#### Data entries
== == ==
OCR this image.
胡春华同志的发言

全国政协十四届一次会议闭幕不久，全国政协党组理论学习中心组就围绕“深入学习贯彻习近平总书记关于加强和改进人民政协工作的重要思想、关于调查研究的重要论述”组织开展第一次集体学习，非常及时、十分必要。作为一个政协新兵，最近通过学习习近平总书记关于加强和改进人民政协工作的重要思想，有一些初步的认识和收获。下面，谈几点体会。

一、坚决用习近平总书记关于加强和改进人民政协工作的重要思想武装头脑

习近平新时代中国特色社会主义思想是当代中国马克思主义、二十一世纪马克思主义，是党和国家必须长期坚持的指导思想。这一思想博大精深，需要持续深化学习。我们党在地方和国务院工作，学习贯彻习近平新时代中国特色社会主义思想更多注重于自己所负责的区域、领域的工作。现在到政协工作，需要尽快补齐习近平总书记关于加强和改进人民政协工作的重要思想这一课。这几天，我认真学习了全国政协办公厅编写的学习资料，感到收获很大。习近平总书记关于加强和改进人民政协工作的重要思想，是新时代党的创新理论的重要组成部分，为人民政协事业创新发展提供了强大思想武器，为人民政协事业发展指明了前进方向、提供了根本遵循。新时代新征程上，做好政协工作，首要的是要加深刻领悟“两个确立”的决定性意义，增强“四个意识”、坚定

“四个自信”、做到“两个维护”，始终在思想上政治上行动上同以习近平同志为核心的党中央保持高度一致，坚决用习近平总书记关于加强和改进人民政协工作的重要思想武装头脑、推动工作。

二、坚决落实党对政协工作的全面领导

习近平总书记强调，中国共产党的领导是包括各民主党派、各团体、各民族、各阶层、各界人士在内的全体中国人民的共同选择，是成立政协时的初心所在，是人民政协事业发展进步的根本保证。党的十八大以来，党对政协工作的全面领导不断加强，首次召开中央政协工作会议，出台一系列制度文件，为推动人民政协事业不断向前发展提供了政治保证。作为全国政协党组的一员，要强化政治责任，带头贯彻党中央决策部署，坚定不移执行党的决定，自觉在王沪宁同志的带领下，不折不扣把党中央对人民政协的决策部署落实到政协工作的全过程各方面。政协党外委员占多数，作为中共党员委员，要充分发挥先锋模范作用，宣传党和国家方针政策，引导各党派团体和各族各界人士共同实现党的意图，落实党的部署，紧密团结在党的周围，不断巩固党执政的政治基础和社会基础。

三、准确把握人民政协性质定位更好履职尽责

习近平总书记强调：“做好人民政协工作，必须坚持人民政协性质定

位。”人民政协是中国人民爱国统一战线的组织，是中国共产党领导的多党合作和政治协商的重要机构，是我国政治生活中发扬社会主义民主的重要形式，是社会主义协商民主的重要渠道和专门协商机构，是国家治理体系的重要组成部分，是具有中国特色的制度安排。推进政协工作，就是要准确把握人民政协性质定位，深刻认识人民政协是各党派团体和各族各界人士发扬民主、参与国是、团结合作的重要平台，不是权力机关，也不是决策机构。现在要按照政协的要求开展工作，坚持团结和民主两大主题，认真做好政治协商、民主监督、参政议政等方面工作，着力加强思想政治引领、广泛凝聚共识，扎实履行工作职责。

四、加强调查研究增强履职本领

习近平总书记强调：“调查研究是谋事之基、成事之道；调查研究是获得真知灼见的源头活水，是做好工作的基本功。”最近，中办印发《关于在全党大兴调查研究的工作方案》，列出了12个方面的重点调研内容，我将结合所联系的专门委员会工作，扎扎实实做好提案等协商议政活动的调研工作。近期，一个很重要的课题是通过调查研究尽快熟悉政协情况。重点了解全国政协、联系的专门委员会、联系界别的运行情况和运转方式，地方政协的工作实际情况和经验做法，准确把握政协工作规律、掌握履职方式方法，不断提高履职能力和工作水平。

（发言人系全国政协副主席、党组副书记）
== == ==
#### REQUIRED WORK
Exactly as written above, please repeat the entries.

#### OUTPUT BELOW
OCR this image.
胡春华同志的发言

全国政协十四届一次会议闭幕不久，全国政协党组理论学习中心组就围绕“深入学习贯彻习近平总书记关于加强和改进人民政协工作的重要思想、关于调查研究的重要论述”组织开展第一次集体学习，非常及时、十分必要。作为一个政协新兵，最近通过学习习近平总书记关于加强和改进人民政协工作的重要思想，有一些初步的认识和收获。下面，谈几点体会。

一、坚决用习近平总书记关于加强和改进人民政协工作的重要思想武装头脑

习近平新时代中国特色社会主义思想是当代中国马克思主义、二十一世纪马克思主义，是党和国家必须长期坚持的指导思想。这一思想博大精深，需要持续深化学习。我们党在地方和国务院工作，学习贯彻习近平新时代中国特色社会主义思想更多注重于自己所负责的区域、领域的工作。现在到政协工作，需要尽快补齐习近平总书记关于加强和改进人民政协工作的重要思想这一课。这几天，我认真学习了全国政协办公厅编写的学习资料，感到收获很大。习近平总书记关于加强和改进人民政协工作的重要思想，是新时代党的创新理论的重要组成部分，为人民政协事业创新发展提供了强大思想武器，为人民政协事业发展指明了前进方向、提供了根本遵循。新时代新征程上，做好政协工作，首要的是要加深刻领悟“两个确立”的决定性意义，增强“四个意识”、坚定

“四个自信”、做到“两个维护”，始终在思想上政治上行动上同以习近平同志为核心的党中央保持高度一致，坚决用习近平总书记关于加强和改进人民政协工作的重要思想武装头脑、推动工作。

二、坚决落实党对政协工作的全面领导

习近平总书记强调，中国共产党的领导是包括各民主党派、各团体、各民族、各阶层、各界人士在内的全体中国人民的共同选择，是成立政协时的初心所在，是人民政协事业发展进步的根本保证。党的十八大以来，党对政协工作的全面领导不断加强，首次召开中央政协工作会议，出台一系列制度文件，为推动人民政协事业不断向前发展提供了政治保证。作为全国政协党组的一员，要强化政治责任，带头贯彻党中央决策部署，坚定不移执行党的决定，自觉在王沪宁同志的带领下，不折不扣把党中央对人民政协的决策部署落实到政协工作的全过程各方面。政协党外委员占多数，作为中共党员委员，要充分发挥先锋模范作用，宣传党和国家方针政策，引导各党派团体和各族各界人士共同实现党的意图，落实党的部署，紧密团结在党的周围，不断巩固党执政的政治基础和社会基础。

三、准确把握人民政协性质定位更好履职尽责

习近平总书记强调：“做好人民政协工作，必须坚持人民政协性质定

位。”人民政协是中国人民爱国统一战线的组织，是中国共产党领导的多党合作和政治协商的重要机构，是我国政治生活中发扬社会主义民主的重要形式，是社会主义协商民主的重要渠道和专门协商机构，是国家治理体系的重要组成部分，是具有中国特色的制度安排。推进政协工作，就是要准确把握人民政协性质定位，深刻认识人民政协是各党派团体和各族各界人士发扬民主、参与国是、团结合作的重要平台，不是权力机关，也不是决策机构。现在要按照政协的要求开展工作，坚持团结和民主两大主题，认真做好政治协商、民主监督、参政议政等方面工作，着力加强思想政治引领、广泛凝聚共识，扎实履行工作职责。

四、加强调查研究增强履职本领

习近平总书记强调：“调查研究是谋事之基、成事之道；调查研究是获得真知灼见的源头活水，是做好工作的基本功。”最近，中办印发《关于在全党大兴调查研究的工作方案》，列出了12个方面的重点调研内容，我将结合所联系的专门委员会工作，扎扎实实做好提案等协商议政活动的调研工作。近期，一个很重要的课题是通过调查研究尽快熟悉政协情况。重点了解全国政协、联系的专门委员会、联系界别的运行情况和运转方式，地方政协的工作实际情况和经验做法，准确把握政协工作规律、掌握履职方式方法，不断提高履职能力和工作水平。

（发言人系全国政协副主席、党组副书记）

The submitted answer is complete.